* **ESERCIZI**
A. Traduci in inglese questa frase dell'articolo sulla fecondazione assistita: «Uno dei ritocchi apportati pare senz'altro condivisibile: aiutare la coppia in quelle delicate situazioni con un adeguato sostegno psicologico.»
B. Secondo l'articolo sulla fecondazione assistita, quale articolo della legge subordina il ricorso alla fecondazione assistita all'accertamento dell'infertilità o sterilità della coppia?
C. Riscrivi il brano dell'articolo sulla fecondazione assistita da "Il primo riguarda" a "eventuali sviluppi applicativi.", sostituendo "tortuosità" con "complessità".

--- ESTRATTO DELLA PAGINA ---

Fecondazione assistita, regole da perfezionare

di Fernando Santosuosso

I numerosi commenti alle nuove linee-guida per l’applicazione della legge 40 sulla fecondazione assistita sono stati in parte favorevoli, specie se interessati, ma prevalentemente negativi (forse troppo), sia perché questo atto di notevole rilievo politico è stato emanato dal ministro di un Governo già dimissionario e dopo il chiaro risultato elettorale, sia perché un atto regolamentare avrebbe surrettiziamente modificato una legge, confermata in sede referendaria.

In vista di futuri scontri o di interventi politici o giudiziari che potrebbero aggravare la confusione interpretativa, è opportuno tentare di valutare la portata delle Linee guida. Uno dei ritocchi apportati pare senz’altro condivisibile: aiutare la coppia in quelle delicate situazioni con un adeguato sostegno psicologico. Molto discutibili sono invece altre due innovazioni su cui si sono appuntate le critiche.

Il primo riguarda le condizioni di infertilità o sterilità della coppia, al cui accertamento l’articolo 1 della legge subordina rigorosamente la legittimità del ricorso alla fecondazione assistita. Le Linee guida cercano di forzare questo limite ravvisando la infertilità anche quando l’uomo sia portatore di malattie virali sessualmente trasmissibili «che impongono precauzioni che si traducono in una condizione di infecondità». Basta la tortuosità di questa frase per evidenziare che l’uomo sarebbe in condizioni fisiologiche di fecondare, ma è di fatto infecondo, al pari di chi non volesse procreare per vari altri motivi. Dal che si deduce che in realtà l’atto ministeriale altera l’essenziale presupposto di fondo della legge: lo stato di sterilità o infecondità, col rischio di eventuali sviluppi applicativi.

Occorre ricordare in proposito anche l’articolo 6, n.4, secondo cui «fatti salvi i requisiti previsti dalla presente legge, il medico responsabile della struttura può decidere di non procedere alla procreazione medicalmente assistita esclusivamente per motivi di ordine medico-sanitario». In un eventuale miglioramento della normativa potrebbe rendersi più esplicita tale disposizione con riferimento ai casi di gravissime malattie trasmissibili al coniuge e alla prole. Un ampio discorso meriterebbe la seconda innovazione.

L’articolo 13, n.2 della legge stabilisce che «la ricerca clinica e sperimentale su ciascun embrione umano è consentita a condizione che si perseguano finalità esclusivamente terapeutiche e diagnostiche a essa collegate volte alla tutela della salute e allo sviluppo dell`embrione stesso, e qualora non siano disponibili metodologie alternative». Ma poiché l’articolo 14, n. 5 riconosce alla coppia la facoltà di essere informata dello stato di salute degli embrioni prodotti, le Linee-guida del 2004 prevedevano che, limitatamente a questi fini, l’indagine medica «dovrà essere di tipo osservazionale». E, qualora vengano evidenziate gravi anomalie irreversibili dello sviluppo di un embrione, il medico ne informa la coppia; la quale può rinunziare all`impianto (che nonè coercibile), ma non sopprimere l’embrione o perseguire fini selettivi.

--- MATERIALE DI STUDIO ---

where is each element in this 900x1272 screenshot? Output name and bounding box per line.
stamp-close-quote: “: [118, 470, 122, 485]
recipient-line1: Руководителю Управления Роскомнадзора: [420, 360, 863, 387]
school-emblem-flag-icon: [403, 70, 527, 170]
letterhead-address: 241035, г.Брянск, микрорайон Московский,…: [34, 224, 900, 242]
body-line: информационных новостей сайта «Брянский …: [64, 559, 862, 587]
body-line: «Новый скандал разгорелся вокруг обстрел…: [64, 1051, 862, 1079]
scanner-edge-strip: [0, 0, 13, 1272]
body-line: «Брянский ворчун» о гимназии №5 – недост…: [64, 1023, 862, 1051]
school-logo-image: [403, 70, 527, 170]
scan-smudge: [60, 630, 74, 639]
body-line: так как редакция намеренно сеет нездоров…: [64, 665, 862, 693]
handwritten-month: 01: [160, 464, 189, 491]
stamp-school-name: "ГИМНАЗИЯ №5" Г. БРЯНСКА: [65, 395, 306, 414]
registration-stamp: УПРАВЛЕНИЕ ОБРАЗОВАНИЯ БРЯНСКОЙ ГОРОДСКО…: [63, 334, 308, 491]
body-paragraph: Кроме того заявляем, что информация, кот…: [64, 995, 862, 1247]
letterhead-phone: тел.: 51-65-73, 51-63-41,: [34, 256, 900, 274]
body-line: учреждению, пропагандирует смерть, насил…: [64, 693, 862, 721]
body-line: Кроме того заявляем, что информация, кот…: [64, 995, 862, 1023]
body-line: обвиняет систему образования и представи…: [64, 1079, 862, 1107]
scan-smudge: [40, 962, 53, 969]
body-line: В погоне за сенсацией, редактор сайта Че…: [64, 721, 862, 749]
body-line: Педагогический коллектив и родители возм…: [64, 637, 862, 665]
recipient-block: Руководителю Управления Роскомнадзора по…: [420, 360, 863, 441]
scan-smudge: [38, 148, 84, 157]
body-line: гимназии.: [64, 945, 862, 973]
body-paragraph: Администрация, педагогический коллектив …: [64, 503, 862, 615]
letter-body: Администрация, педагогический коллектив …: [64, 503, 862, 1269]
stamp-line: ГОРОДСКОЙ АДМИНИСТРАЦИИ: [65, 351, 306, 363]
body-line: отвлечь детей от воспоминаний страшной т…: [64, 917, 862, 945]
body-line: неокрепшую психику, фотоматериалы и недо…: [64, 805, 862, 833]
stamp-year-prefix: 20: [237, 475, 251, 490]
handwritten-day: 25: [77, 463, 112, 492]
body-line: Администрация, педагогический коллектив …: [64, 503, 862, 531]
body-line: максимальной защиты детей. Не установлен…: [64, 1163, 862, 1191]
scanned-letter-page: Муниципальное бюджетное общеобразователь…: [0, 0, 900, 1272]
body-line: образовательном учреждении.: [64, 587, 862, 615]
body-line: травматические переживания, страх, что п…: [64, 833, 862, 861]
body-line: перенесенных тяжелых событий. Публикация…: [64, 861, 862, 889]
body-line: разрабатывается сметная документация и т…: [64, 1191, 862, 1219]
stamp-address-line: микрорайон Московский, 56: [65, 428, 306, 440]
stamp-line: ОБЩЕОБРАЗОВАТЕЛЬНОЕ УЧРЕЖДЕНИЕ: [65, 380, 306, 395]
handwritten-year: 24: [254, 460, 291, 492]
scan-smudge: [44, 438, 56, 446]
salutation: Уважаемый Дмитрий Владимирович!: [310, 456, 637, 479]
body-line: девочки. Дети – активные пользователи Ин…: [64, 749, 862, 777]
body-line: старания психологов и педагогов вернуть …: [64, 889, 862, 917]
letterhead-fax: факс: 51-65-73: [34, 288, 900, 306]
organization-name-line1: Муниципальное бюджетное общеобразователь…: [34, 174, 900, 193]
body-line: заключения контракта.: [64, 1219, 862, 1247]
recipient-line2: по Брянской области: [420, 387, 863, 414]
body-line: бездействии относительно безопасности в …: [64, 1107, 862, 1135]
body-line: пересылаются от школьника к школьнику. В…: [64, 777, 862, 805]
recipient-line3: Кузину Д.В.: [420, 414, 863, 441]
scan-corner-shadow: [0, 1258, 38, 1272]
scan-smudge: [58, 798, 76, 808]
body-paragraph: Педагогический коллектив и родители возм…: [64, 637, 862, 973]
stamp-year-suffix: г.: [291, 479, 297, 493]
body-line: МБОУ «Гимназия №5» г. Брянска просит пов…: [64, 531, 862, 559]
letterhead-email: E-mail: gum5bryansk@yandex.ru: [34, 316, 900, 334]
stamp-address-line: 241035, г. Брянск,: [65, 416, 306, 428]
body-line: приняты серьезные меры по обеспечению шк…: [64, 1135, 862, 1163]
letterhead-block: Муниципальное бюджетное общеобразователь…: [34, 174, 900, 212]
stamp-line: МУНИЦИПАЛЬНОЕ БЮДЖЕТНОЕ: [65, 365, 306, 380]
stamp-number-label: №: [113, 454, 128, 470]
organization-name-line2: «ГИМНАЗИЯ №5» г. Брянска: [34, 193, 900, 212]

---

* **SOLUZIONI**
A. One of the changes made certainly seems worth endorsing: helping the couple in those delicate situations with adequate psychological support.

B. L'articolo 1 della legge.

C.
Il primo riguarda le condizioni di infertilità o sterilità della coppia, al cui accertamento l’articolo 1 della legge subordina rigorosamente la legittimità del ricorso alla fecondazione assistita. Le Linee guida cercano di forzare questo limite ravvisando la infertilità anche quando l’uomo sia portatore di malattie virali sessualmente trasmissibili «che impongono precauzioni che si traducono in una condizione di infecondità». Basta la complessità di questa frase per evidenziare che l’uomo sarebbe in condizioni fisiologiche di fecondare, ma è di fatto infecondo, al pari di chi non volesse procreare per vari altri motivi. Dal che si deduce che in realtà l’atto ministeriale altera l’essenziale presupposto di fondo della legge: lo stato di sterilità o infecondità, col rischio di eventuali sviluppi applicativi.